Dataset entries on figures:
* * * *
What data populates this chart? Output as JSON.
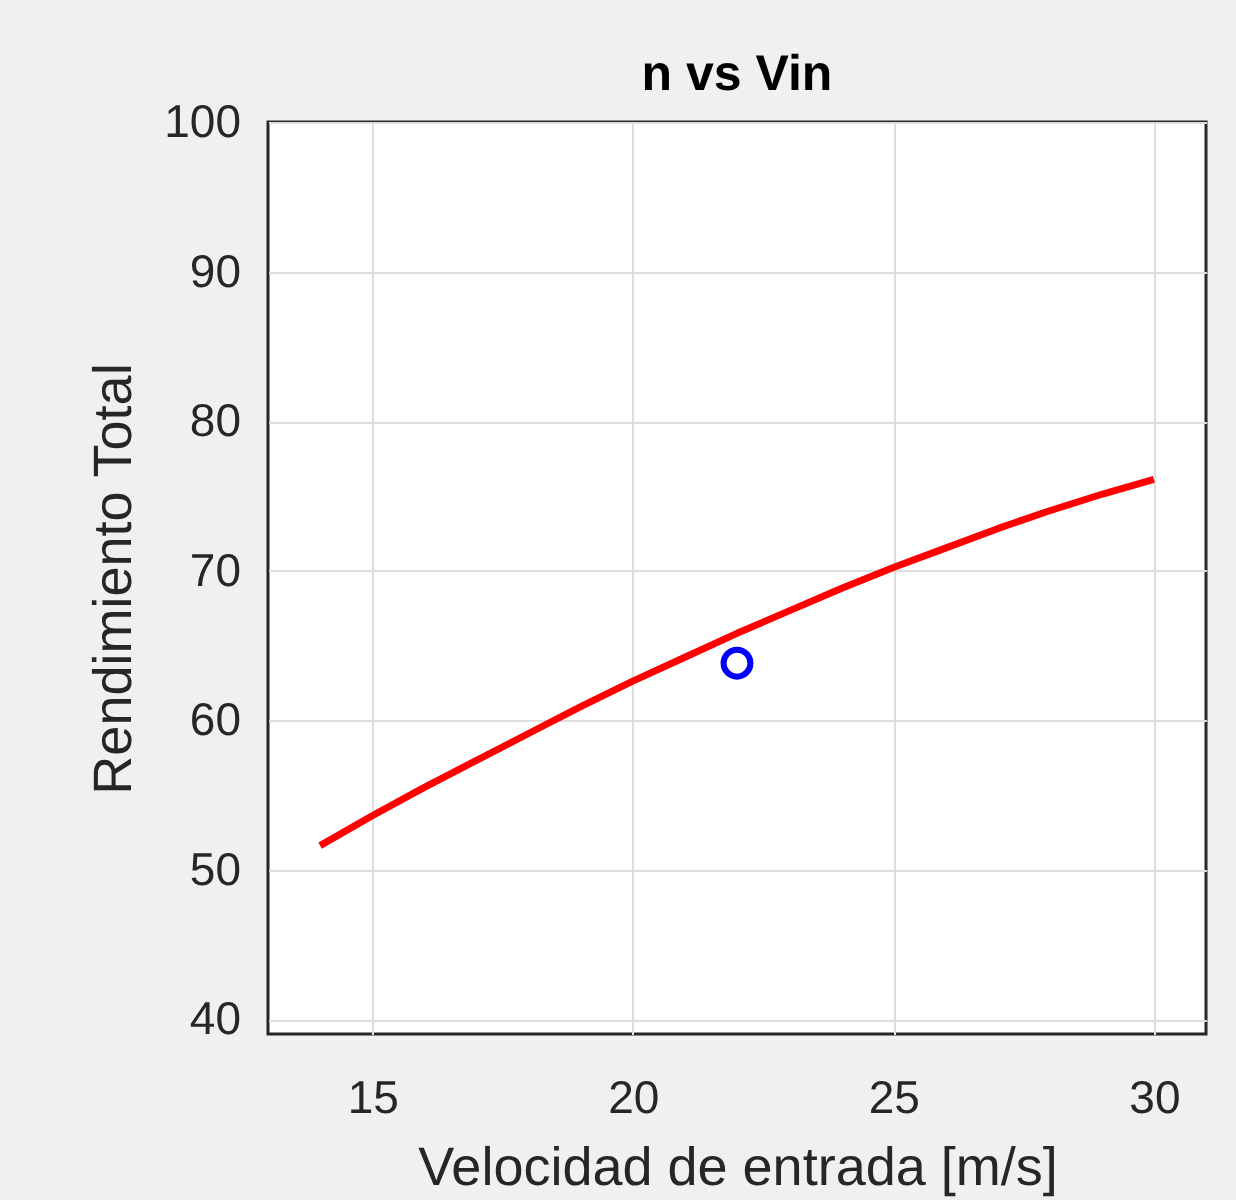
{
  "chart_data": {
    "type": "line",
    "title": "n vs Vin",
    "xlabel": "Velocidad de entrada [m/s]",
    "ylabel": "Rendimiento Total",
    "xlim": [
      13,
      31
    ],
    "ylim": [
      39,
      100
    ],
    "xticks": [
      15,
      20,
      25,
      30
    ],
    "yticks": [
      40,
      50,
      60,
      70,
      80,
      90,
      100
    ],
    "grid": true,
    "series": [
      {
        "color": "#ff0000",
        "x": [
          14,
          15,
          16,
          17,
          18,
          19,
          20,
          21,
          22,
          23,
          24,
          25,
          26,
          27,
          28,
          29,
          30
        ],
        "values": [
          51.6,
          53.6,
          55.5,
          57.3,
          59.1,
          60.9,
          62.6,
          64.2,
          65.8,
          67.3,
          68.8,
          70.2,
          71.5,
          72.8,
          74.0,
          75.1,
          76.1
        ]
      },
      {
        "type": "scatter",
        "color": "#0000ff",
        "x": [
          22
        ],
        "values": [
          63.8
        ],
        "marker": "circle"
      }
    ]
  }
}
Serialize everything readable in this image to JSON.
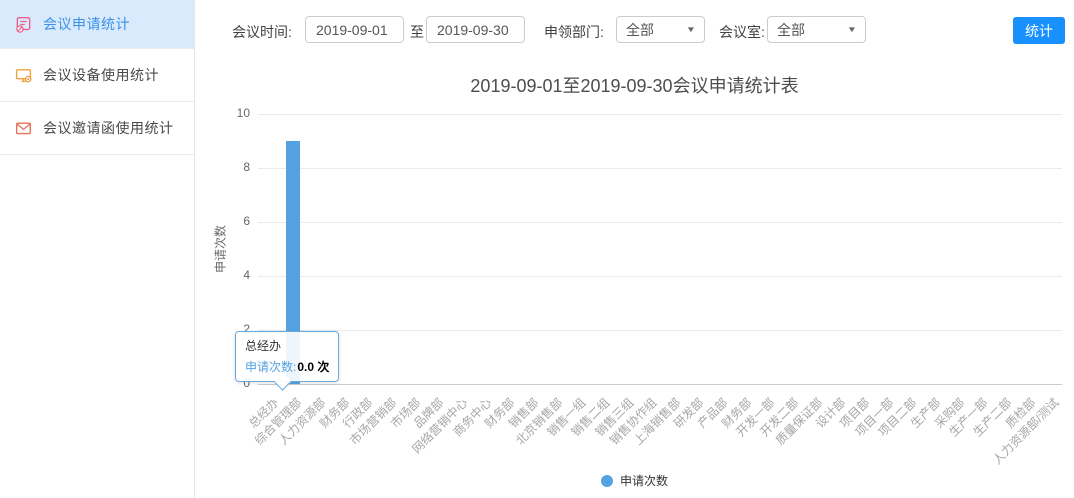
{
  "sidebar": {
    "items": [
      {
        "label": "会议申请统计",
        "icon": "clipboard-stats-icon",
        "active": true
      },
      {
        "label": "会议设备使用统计",
        "icon": "device-monitor-icon",
        "active": false
      },
      {
        "label": "会议邀请函使用统计",
        "icon": "invitation-envelope-icon",
        "active": false
      }
    ]
  },
  "toolbar": {
    "meeting_time_label": "会议时间:",
    "date_from": "2019-09-01",
    "to_label": "至",
    "date_to": "2019-09-30",
    "department_label": "申领部门:",
    "department_value": "全部",
    "room_label": "会议室:",
    "room_value": "全部",
    "submit_label": "统计"
  },
  "colors": {
    "primary_button": "#1890ff",
    "series_blue": "#55a2e2",
    "tooltip_border": "#69aade",
    "sidebar_active_bg": "#d8eafb",
    "sidebar_active_text": "#3a91e8"
  },
  "chart_data": {
    "type": "bar",
    "title": "2019-09-01至2019-09-30会议申请统计表",
    "xlabel": "",
    "ylabel": "申请次数",
    "ylim": [
      0,
      10
    ],
    "yticks": [
      0,
      2,
      4,
      6,
      8,
      10
    ],
    "grid": true,
    "legend_position": "bottom",
    "categories": [
      "总经办",
      "综合管理部",
      "人力资源部",
      "财务部",
      "行政部",
      "市场营销部",
      "市场部",
      "品牌部",
      "网络营销中心",
      "商务中心",
      "财务部",
      "销售部",
      "北京销售部",
      "销售一组",
      "销售二组",
      "销售三组",
      "销售协作组",
      "上海销售部",
      "研发部",
      "产品部",
      "财务部",
      "开发一部",
      "开发二部",
      "质量保证部",
      "设计部",
      "项目部",
      "项目一部",
      "项目二部",
      "生产部",
      "采购部",
      "生产一部",
      "生产二部",
      "质检部",
      "人力资源部/测试"
    ],
    "series": [
      {
        "name": "申请次数",
        "color": "#55a2e2",
        "values": [
          0,
          9,
          0,
          0,
          0,
          0,
          0,
          0,
          0,
          0,
          0,
          0,
          0,
          0,
          0,
          0,
          0,
          0,
          0,
          0,
          0,
          0,
          0,
          0,
          0,
          0,
          0,
          0,
          0,
          0,
          0,
          0,
          0,
          0
        ]
      }
    ],
    "tooltip": {
      "category": "总经办",
      "series_label": "申请次数:",
      "value": 0.0,
      "value_text": "0.0 次",
      "border_color": "#69aade"
    }
  }
}
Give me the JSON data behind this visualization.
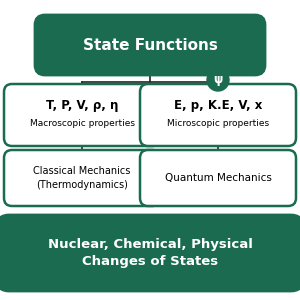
{
  "bg_color": "#ffffff",
  "dark_green": "#1a6b50",
  "box_edge_color": "#1a6b50",
  "title_text": "State Functions",
  "macro_line1": "T, P, V, ρ, η",
  "macro_line2": "Macroscopic properties",
  "micro_line1": "E, p, K.E, V, x",
  "micro_line2": "Microscopic properties",
  "classical_text": "Classical Mechanics\n(Thermodynamics)",
  "quantum_text": "Quantum Mechanics",
  "bottom_text": "Nuclear, Chemical, Physical\nChanges of States",
  "psi_text": "ψ",
  "line_color": "#222222",
  "line_width": 1.2
}
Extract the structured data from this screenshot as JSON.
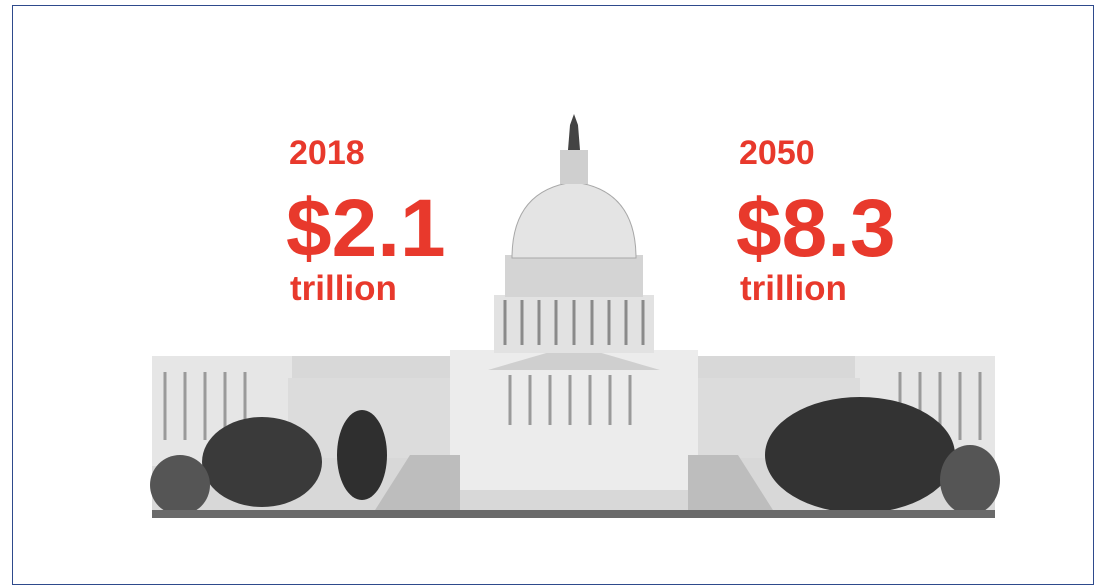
{
  "figures": [
    {
      "year": "2018",
      "amount": "$2.1",
      "unit": "trillion"
    },
    {
      "year": "2050",
      "amount": "$8.3",
      "unit": "trillion"
    }
  ]
}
* * * *
EXERCISE DETAILS - Please write out the material from the line containing "Extract the structured" to its final line, both inclusive, exactly as it appears; pictures are not part of the copy.

THE RESULT -
Extract the structured data from this screenshot as JSON.
{
  "figures": [
    {
      "year": "2018",
      "amount": "$2.1",
      "unit": "trillion"
    },
    {
      "year": "2050",
      "amount": "$8.3",
      "unit": "trillion"
    }
  ]
}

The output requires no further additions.